**Tarefa 1:** Transcreva sem qualquer alteração as linhas das entradas, começando na primeira delas e terminando na linha que contém "sqrt-sub: NN <box>935 95 973 125</box>", com as duas extremidades incluídas.

**Trecho do texto:**
Por isso, dentro dos partidos, valia a praxe consagrada pelo grupo Tribalista. Ou seja, “eu sou de todo mundo e todo mundo é meu também.”

Explico.

Concorrentes ao Senado, à Câmara Federal e à Assembléia Legislativa buscavam fechar aliança com vereadores de todos os rincões do Estado que trabalhavam os nomes dos supracitados em suas zonas eleitorais. Eram os edis que iam para o corpo a corpo no convencimento aos eleitores.

Claro que não fechavam tais parcerias pelos lindos olhos dos figurões.

Em troca do trabalho diuturno – que ia desde distribuição de ‘santinhos’ e brindes à promoção de encontros com entidades representativas de cada segmento social da região – os candidatos a vereador recebiam o que no jargão do meio chamávamos de “apoiamento”.

De um modo ou de outro, os carões arcavam com as despesas – inteiras ou parte delas – para a instalação de um comitê eleitoral, forneciam parte do material de campanha (óbvio que com seu nome em destaque) e ajudavam no que podiam o bom desempenho de toda a chapa na urna.

Via de regra, o candidato a deputado federal ‘casava’ com um nome que concorria a deputado estadual – e os dois amparavam-se em candidatos a vereador de diversos municípios que, por sua vez, faziam o trabalho de ‘formiguinha’ em seu reduto eleitoral.

Não raras vezes os aspirantes a deputados sequer conheciam onde se situava aquela região.

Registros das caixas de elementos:
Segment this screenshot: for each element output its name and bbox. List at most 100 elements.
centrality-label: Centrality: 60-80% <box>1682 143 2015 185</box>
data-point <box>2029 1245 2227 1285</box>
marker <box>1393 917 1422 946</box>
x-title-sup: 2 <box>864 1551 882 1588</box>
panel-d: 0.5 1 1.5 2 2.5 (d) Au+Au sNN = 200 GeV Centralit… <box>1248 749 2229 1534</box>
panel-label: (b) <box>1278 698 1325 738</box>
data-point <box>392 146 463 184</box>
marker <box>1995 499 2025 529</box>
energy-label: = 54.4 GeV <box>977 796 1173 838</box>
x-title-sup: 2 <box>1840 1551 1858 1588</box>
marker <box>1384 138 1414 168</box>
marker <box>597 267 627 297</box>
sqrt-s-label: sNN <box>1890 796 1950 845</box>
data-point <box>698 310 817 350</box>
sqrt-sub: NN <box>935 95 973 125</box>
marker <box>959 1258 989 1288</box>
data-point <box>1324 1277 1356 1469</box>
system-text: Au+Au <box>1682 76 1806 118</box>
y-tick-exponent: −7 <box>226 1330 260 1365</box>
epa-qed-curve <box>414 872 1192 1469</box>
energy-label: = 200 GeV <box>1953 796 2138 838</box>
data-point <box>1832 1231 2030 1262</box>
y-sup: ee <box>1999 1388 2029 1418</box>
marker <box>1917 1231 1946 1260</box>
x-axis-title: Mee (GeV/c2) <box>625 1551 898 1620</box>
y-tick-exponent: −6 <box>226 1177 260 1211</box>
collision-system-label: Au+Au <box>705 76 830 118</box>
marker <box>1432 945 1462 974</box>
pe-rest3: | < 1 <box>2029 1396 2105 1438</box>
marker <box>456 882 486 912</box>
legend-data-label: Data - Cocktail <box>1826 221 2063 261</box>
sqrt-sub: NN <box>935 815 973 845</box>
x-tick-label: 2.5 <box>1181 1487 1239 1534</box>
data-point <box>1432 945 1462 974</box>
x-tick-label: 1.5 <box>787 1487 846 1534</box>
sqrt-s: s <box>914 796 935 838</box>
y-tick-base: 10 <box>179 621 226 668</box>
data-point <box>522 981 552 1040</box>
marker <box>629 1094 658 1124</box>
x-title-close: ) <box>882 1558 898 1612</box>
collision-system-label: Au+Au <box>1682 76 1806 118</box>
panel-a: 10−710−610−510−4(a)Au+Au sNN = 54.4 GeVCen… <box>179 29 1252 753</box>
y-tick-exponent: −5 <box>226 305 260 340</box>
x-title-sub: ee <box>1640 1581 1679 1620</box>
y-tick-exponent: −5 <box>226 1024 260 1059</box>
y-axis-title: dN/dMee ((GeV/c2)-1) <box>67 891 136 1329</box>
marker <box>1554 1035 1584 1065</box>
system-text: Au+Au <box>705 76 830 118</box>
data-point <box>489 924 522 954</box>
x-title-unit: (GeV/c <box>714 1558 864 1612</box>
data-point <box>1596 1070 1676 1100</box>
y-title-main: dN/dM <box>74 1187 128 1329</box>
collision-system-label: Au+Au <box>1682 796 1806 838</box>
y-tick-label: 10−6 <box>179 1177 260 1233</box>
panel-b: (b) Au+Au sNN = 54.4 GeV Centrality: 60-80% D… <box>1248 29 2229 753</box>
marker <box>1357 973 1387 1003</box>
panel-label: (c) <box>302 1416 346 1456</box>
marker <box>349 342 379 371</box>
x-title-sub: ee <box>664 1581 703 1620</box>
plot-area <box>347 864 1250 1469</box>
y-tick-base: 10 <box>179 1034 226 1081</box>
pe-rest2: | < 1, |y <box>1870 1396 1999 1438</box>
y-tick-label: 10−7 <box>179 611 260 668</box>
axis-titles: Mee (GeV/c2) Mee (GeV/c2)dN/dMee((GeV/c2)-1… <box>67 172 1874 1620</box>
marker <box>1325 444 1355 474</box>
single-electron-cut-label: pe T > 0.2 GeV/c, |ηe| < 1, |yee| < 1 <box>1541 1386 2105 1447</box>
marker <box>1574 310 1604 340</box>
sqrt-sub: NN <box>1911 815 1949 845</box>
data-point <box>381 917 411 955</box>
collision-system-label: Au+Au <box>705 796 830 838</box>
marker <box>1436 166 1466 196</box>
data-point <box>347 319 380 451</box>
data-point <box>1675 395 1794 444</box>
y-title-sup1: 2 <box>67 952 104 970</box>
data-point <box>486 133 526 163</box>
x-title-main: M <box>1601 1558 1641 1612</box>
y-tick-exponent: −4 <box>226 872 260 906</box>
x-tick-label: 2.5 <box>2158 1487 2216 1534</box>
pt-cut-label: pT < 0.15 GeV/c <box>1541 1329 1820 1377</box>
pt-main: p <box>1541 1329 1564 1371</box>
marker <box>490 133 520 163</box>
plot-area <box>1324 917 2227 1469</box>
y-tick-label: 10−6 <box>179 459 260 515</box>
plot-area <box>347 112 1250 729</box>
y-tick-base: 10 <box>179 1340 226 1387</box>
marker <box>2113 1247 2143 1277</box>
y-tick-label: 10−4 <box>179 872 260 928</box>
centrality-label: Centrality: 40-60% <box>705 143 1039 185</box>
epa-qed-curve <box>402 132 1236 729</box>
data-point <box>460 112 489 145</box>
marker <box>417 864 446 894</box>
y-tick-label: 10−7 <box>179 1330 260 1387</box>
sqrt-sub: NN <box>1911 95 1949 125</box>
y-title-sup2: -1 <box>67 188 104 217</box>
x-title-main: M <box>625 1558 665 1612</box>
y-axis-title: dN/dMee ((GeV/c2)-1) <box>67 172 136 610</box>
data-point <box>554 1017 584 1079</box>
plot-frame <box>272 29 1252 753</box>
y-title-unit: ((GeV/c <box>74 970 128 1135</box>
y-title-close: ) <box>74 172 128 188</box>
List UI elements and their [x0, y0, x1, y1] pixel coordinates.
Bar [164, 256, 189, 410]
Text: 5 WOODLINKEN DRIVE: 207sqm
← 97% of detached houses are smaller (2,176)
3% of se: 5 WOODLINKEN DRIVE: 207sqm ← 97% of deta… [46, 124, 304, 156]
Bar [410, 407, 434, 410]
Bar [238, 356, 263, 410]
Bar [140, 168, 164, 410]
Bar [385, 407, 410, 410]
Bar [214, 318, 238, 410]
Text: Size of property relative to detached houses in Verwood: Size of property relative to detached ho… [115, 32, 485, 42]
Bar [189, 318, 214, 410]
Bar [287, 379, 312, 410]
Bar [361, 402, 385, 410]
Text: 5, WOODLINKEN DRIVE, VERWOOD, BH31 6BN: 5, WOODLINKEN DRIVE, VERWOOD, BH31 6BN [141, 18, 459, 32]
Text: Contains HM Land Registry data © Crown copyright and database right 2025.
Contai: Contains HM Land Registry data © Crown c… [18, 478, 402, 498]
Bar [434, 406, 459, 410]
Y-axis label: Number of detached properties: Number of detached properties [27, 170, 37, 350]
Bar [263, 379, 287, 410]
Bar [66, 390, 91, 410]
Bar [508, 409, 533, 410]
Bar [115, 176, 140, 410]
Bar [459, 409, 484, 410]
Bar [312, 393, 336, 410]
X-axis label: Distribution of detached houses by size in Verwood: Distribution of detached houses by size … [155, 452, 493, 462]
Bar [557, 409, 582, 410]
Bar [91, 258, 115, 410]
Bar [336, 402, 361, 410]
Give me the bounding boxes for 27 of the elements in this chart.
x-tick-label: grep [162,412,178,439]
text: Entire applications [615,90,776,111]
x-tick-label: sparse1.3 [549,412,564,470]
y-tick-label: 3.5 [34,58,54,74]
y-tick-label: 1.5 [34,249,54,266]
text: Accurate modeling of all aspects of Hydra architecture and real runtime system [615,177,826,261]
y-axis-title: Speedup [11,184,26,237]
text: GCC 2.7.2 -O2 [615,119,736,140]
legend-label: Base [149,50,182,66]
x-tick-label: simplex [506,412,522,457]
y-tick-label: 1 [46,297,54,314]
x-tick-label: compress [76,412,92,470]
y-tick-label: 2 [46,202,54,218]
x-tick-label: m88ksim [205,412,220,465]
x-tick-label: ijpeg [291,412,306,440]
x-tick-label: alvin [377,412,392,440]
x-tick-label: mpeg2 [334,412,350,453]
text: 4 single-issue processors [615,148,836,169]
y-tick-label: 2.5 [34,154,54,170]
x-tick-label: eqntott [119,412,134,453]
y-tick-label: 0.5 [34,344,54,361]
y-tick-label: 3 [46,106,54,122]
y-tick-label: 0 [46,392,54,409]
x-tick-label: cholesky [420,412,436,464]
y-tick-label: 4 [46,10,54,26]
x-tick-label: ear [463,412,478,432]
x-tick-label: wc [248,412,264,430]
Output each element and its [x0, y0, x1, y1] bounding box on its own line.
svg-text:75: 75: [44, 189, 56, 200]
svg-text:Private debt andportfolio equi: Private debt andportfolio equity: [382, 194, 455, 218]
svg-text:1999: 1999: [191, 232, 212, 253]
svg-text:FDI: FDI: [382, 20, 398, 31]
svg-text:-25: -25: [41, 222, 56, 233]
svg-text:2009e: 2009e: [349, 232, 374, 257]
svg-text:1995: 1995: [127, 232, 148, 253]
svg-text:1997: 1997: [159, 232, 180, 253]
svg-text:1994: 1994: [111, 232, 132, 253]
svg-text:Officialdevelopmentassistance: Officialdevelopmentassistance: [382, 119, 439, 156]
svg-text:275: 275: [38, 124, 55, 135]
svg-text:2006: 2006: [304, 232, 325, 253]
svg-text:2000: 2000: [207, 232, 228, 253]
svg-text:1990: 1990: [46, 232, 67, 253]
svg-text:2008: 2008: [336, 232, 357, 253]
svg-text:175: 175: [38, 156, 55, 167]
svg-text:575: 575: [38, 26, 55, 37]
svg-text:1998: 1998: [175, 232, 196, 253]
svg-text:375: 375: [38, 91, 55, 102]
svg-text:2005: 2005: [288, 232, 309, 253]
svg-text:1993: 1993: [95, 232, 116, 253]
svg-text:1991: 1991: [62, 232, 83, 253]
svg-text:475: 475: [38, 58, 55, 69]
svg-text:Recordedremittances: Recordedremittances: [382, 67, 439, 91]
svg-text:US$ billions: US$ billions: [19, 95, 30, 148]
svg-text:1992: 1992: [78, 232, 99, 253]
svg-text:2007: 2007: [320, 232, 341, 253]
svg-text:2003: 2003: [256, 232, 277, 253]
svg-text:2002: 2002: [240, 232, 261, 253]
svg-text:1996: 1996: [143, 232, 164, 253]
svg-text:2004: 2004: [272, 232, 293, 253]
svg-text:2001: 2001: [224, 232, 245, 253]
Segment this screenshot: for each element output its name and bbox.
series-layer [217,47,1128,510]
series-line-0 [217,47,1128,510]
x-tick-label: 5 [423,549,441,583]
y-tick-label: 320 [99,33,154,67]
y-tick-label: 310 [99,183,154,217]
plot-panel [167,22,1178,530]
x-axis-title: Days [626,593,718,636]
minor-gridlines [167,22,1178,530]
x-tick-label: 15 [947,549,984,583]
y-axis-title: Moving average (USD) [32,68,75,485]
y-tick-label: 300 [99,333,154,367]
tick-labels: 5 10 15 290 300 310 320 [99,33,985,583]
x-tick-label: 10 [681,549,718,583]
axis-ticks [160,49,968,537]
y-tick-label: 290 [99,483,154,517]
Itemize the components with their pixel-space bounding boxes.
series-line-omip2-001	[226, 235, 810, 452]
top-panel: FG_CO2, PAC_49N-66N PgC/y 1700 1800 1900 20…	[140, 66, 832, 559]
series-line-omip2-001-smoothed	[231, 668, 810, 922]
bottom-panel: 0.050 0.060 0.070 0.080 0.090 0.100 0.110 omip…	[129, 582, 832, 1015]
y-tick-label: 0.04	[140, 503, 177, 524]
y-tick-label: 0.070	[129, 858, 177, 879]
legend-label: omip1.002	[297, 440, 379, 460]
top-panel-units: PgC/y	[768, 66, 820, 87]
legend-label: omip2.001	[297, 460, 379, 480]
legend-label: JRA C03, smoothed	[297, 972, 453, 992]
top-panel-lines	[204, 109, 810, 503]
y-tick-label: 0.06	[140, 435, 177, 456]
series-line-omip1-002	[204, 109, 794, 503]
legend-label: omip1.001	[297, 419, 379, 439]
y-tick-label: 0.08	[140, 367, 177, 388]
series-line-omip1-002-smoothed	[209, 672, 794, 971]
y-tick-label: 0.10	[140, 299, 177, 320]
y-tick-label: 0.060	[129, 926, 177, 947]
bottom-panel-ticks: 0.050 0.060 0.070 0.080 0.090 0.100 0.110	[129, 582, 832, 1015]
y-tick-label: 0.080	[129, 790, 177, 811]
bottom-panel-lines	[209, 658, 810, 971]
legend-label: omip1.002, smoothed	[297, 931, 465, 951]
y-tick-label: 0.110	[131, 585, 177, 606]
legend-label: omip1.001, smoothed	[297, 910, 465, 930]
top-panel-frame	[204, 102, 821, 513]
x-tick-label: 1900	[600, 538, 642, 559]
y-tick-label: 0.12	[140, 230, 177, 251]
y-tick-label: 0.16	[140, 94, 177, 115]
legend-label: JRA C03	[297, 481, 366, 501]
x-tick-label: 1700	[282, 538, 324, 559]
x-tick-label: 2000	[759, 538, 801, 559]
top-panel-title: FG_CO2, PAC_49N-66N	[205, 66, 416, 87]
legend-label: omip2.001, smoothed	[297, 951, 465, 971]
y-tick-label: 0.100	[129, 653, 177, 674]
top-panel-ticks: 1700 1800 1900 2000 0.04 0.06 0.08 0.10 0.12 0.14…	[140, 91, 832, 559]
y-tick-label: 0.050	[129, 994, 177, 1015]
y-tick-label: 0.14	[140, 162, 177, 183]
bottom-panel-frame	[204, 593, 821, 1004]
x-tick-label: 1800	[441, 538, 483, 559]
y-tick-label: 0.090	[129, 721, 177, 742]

**Tarefa 2:** Extraia do texto sobre as alianças de campanha o trecho que começa em "Concorrentes ao Senado, à" e termina em "convencimento aos eleitores.", reproduzindo-o sem mudanças.

**Resposta do exercício 1:**
Segment this screenshot: for each element output its name and bbox. List at most 100 elements.
centrality-label: Centrality: 60-80% <box>1682 143 2015 185</box>
data-point <box>2029 1245 2227 1285</box>
marker <box>1393 917 1422 946</box>
x-title-sup: 2 <box>864 1551 882 1588</box>
panel-d: 0.5 1 1.5 2 2.5 (d) Au+Au sNN = 200 GeV Centralit… <box>1248 749 2229 1534</box>
panel-label: (b) <box>1278 698 1325 738</box>
data-point <box>392 146 463 184</box>
marker <box>1995 499 2025 529</box>
energy-label: = 54.4 GeV <box>977 796 1173 838</box>
x-title-sup: 2 <box>1840 1551 1858 1588</box>
marker <box>1384 138 1414 168</box>
marker <box>597 267 627 297</box>
sqrt-s-label: sNN <box>1890 796 1950 845</box>
data-point <box>698 310 817 350</box>
sqrt-sub: NN <box>935 95 973 125</box>

**Resposta do exercício 2:**
Concorrentes ao Senado, à Câmara Federal e à Assembléia Legislativa buscavam fechar aliança com vereadores de todos os rincões do Estado que trabalhavam os nomes dos supracitados em suas zonas eleitorais. Eram os edis que iam para o corpo a corpo no convencimento aos eleitores.